── Source records ──

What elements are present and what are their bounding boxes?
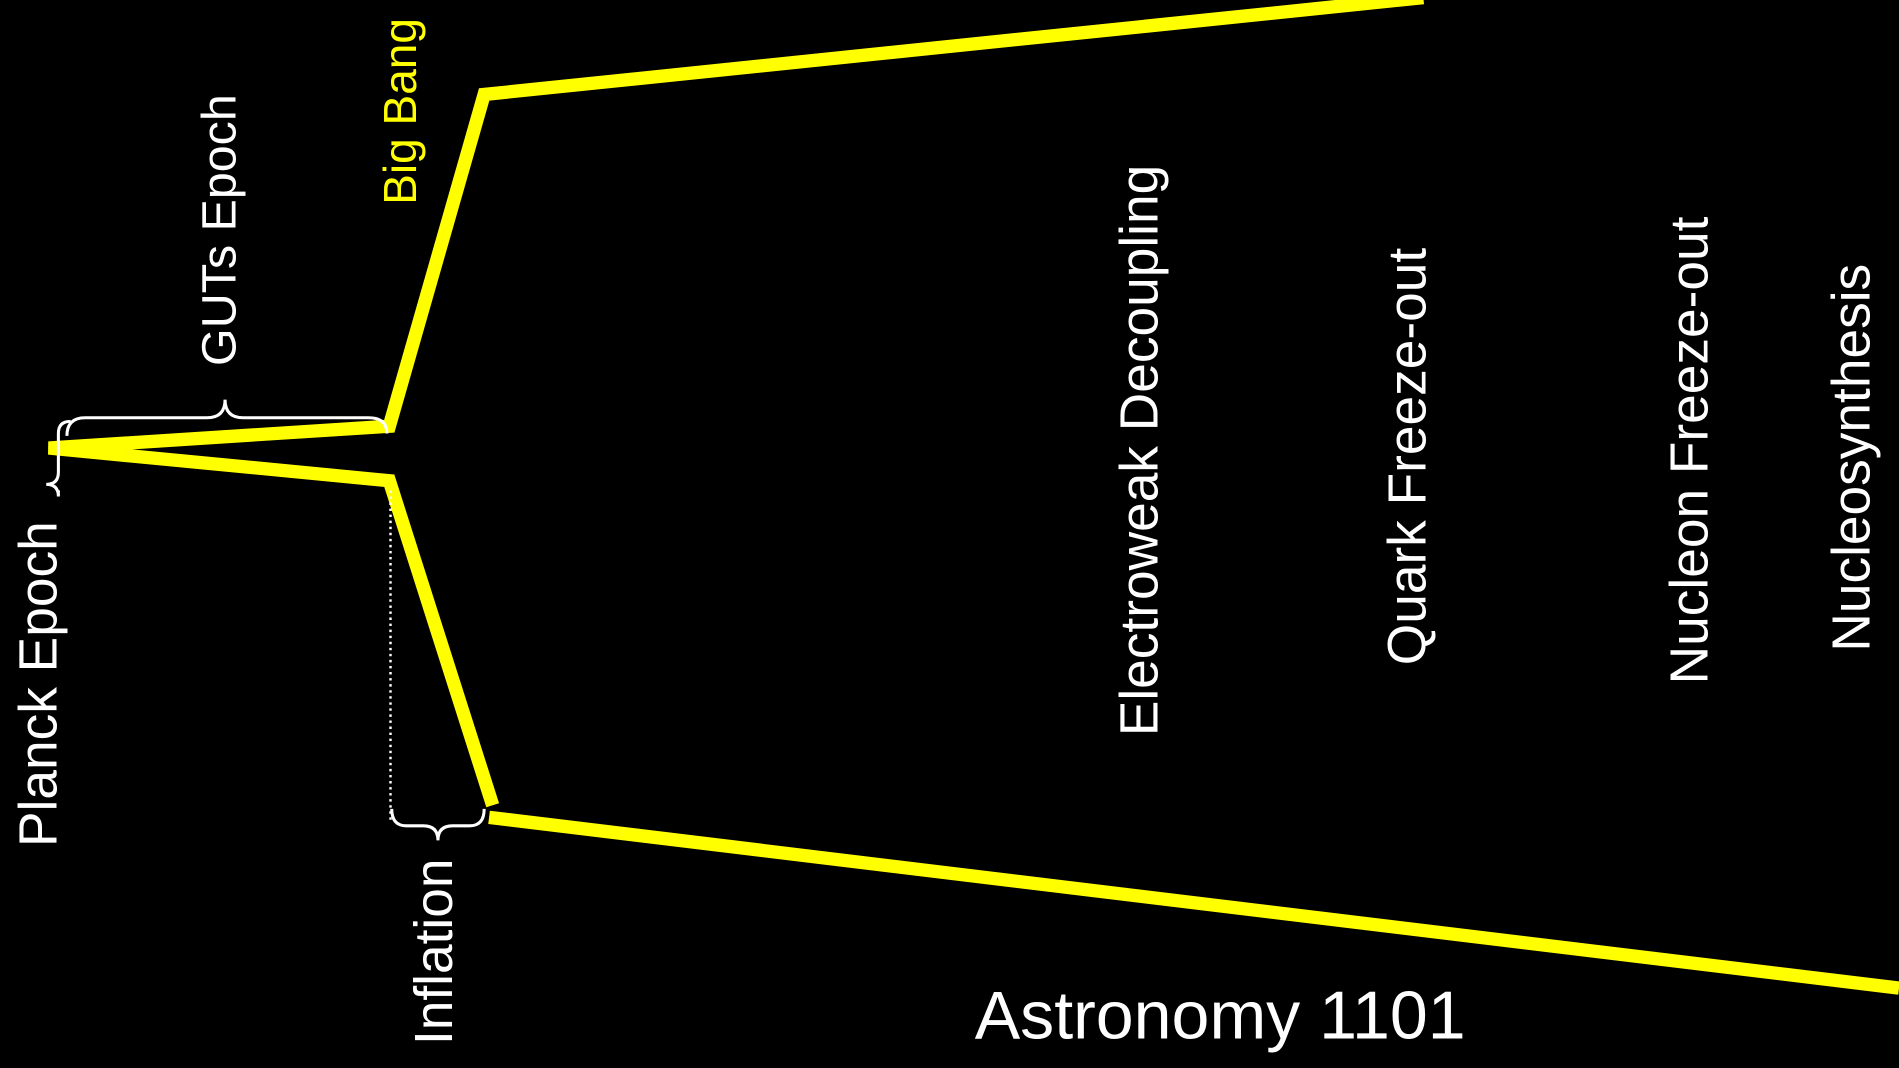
nucleosynthesis-label: Nucleosynthesis	[1822, 264, 1881, 652]
inflation-label: Inflation	[405, 858, 464, 1045]
planck-brace	[46, 419, 71, 497]
quark-label: Quark Freeze-out	[1378, 248, 1437, 666]
planck-label: Planck Epoch	[10, 521, 69, 847]
big-bang-label: Big Bang	[374, 18, 426, 205]
electroweak-label: Electroweak Decoupling	[1111, 165, 1170, 736]
universe-outline	[48, 0, 1425, 808]
universe-outline-lower	[488, 810, 1899, 995]
nucleon-label: Nucleon Freeze-out	[1660, 216, 1719, 684]
footer: Astronomy 1101	[975, 978, 1466, 1054]
inflation-brace	[390, 808, 486, 841]
guts-brace	[65, 399, 389, 436]
guts-label: GUTs Epoch	[192, 94, 246, 366]
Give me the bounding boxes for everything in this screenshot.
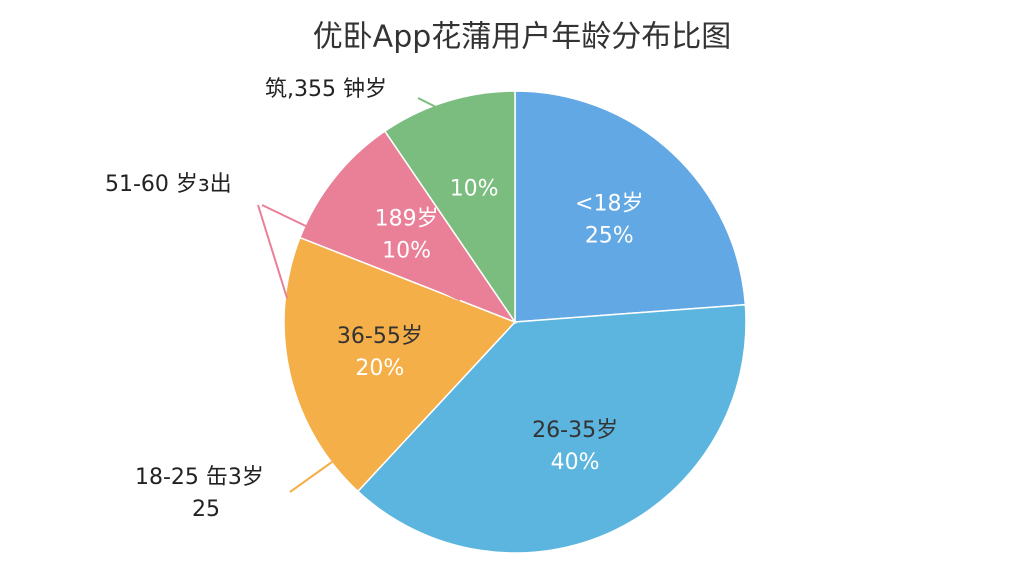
slice-label: 189岁: [375, 207, 439, 232]
value-label: 10%: [450, 177, 499, 202]
annotation: 筑,355 钟岁: [265, 77, 387, 102]
slice-label: 36-55岁: [337, 324, 423, 349]
value-label: 20%: [355, 356, 404, 381]
pie-slice: [298, 130, 517, 324]
value-label: 25%: [585, 223, 634, 248]
annotation: 25: [192, 497, 220, 522]
leader-line: [289, 461, 333, 493]
pie-slice: [383, 90, 516, 325]
slice-label: 26-35岁: [532, 418, 618, 443]
annotation: 18-25 缶3岁: [135, 465, 264, 490]
chart-title: 优卧App花蒲用户年龄分布比图: [313, 20, 732, 55]
value-label: 40%: [551, 450, 600, 475]
leader-line: [417, 97, 459, 119]
pie-slice: [283, 236, 517, 493]
value-label: 10%: [382, 239, 431, 264]
annotation: 51-60 岁з出: [105, 172, 232, 197]
pie-slice: [514, 90, 747, 323]
slice-label: <18岁: [575, 191, 643, 216]
leader-line: [257, 204, 288, 299]
leader-line: [261, 204, 461, 301]
pie-slice: [356, 303, 747, 554]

───

Update the data above by replacing every "pie-slice" with "pie-wedge", changing nothing else, and leave out the pictures.

## Response
What elements are present and what are their bounding boxes?
nucleosynthesis-label: Nucleosynthesis	[1822, 264, 1881, 652]
inflation-label: Inflation	[405, 858, 464, 1045]
planck-brace	[46, 419, 71, 497]
quark-label: Quark Freeze-out	[1378, 248, 1437, 666]
planck-label: Planck Epoch	[10, 521, 69, 847]
big-bang-label: Big Bang	[374, 18, 426, 205]
electroweak-label: Electroweak Decoupling	[1111, 165, 1170, 736]
universe-outline	[48, 0, 1425, 808]
universe-outline-lower	[488, 810, 1899, 995]
nucleon-label: Nucleon Freeze-out	[1660, 216, 1719, 684]
footer: Astronomy 1101	[975, 978, 1466, 1054]
inflation-brace	[390, 808, 486, 841]
guts-brace	[65, 399, 389, 436]
guts-label: GUTs Epoch	[192, 94, 246, 366]
Give me the bounding boxes for everything in this screenshot.
slice-label: 189岁: [375, 207, 439, 232]
value-label: 10%: [450, 177, 499, 202]
annotation: 筑,355 钟岁: [265, 77, 387, 102]
slice-label: 36-55岁: [337, 324, 423, 349]
value-label: 20%: [355, 356, 404, 381]
pie-wedge: [298, 130, 517, 324]
value-label: 25%: [585, 223, 634, 248]
annotation: 25: [192, 497, 220, 522]
leader-line: [289, 461, 333, 493]
pie-wedge: [383, 90, 516, 325]
slice-label: 26-35岁: [532, 418, 618, 443]
annotation: 18-25 缶3岁: [135, 465, 264, 490]
chart-title: 优卧App花蒲用户年龄分布比图: [313, 20, 732, 55]
value-label: 40%: [551, 450, 600, 475]
leader-line: [417, 97, 459, 119]
pie-wedge: [283, 236, 517, 493]
value-label: 10%: [382, 239, 431, 264]
annotation: 51-60 岁з出: [105, 172, 232, 197]
pie-wedge: [514, 90, 747, 323]
slice-label: <18岁: [575, 191, 643, 216]
leader-line: [257, 204, 288, 299]
leader-line: [261, 204, 461, 301]
pie-wedge: [356, 303, 747, 554]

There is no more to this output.